**** RECORD LIST

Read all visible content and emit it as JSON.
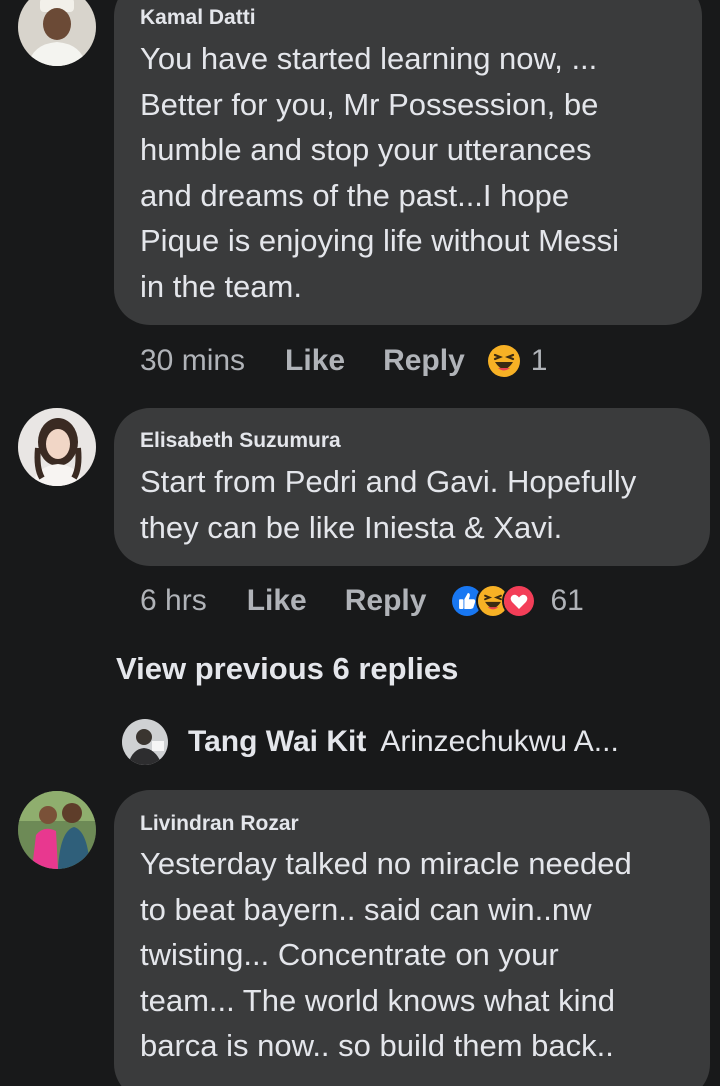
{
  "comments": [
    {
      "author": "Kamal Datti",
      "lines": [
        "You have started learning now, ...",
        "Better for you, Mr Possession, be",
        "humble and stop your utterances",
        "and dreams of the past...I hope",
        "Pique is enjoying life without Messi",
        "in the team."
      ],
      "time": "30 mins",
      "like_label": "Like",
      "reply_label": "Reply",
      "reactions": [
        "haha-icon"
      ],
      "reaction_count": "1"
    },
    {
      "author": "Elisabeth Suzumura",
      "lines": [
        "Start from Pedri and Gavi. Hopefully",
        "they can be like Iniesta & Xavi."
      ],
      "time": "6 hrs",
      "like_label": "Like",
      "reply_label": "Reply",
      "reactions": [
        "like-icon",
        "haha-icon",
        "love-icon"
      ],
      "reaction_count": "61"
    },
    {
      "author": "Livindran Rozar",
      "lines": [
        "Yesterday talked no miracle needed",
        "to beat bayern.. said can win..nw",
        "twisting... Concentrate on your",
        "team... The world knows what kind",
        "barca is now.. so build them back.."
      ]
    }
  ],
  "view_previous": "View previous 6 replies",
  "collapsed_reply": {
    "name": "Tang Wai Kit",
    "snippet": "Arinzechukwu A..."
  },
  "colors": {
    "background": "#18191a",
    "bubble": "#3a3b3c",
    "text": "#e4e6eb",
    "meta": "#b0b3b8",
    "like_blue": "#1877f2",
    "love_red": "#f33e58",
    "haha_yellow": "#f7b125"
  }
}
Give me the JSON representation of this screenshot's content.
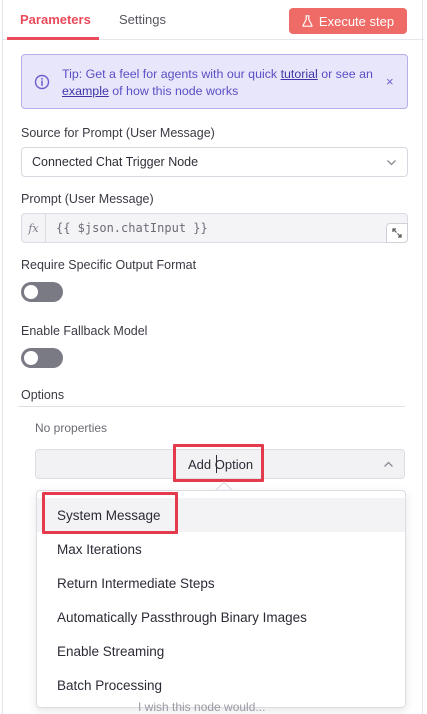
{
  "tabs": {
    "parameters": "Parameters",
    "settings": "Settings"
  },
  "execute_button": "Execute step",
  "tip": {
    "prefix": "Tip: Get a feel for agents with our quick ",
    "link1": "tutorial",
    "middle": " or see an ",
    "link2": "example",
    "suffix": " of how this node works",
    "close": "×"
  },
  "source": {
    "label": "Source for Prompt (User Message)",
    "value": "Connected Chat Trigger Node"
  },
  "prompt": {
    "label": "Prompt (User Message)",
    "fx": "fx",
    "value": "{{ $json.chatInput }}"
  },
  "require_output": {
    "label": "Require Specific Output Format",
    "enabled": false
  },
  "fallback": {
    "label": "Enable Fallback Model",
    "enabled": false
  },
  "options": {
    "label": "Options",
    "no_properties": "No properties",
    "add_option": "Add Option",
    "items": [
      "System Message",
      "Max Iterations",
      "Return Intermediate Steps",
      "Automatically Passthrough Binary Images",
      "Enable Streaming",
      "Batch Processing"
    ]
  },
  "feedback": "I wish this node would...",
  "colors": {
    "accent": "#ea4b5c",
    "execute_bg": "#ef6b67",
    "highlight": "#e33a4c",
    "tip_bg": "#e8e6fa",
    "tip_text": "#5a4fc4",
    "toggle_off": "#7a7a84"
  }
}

********

Check each line in the listing above for the string "your", then report how many lines contain it, with no other text.

2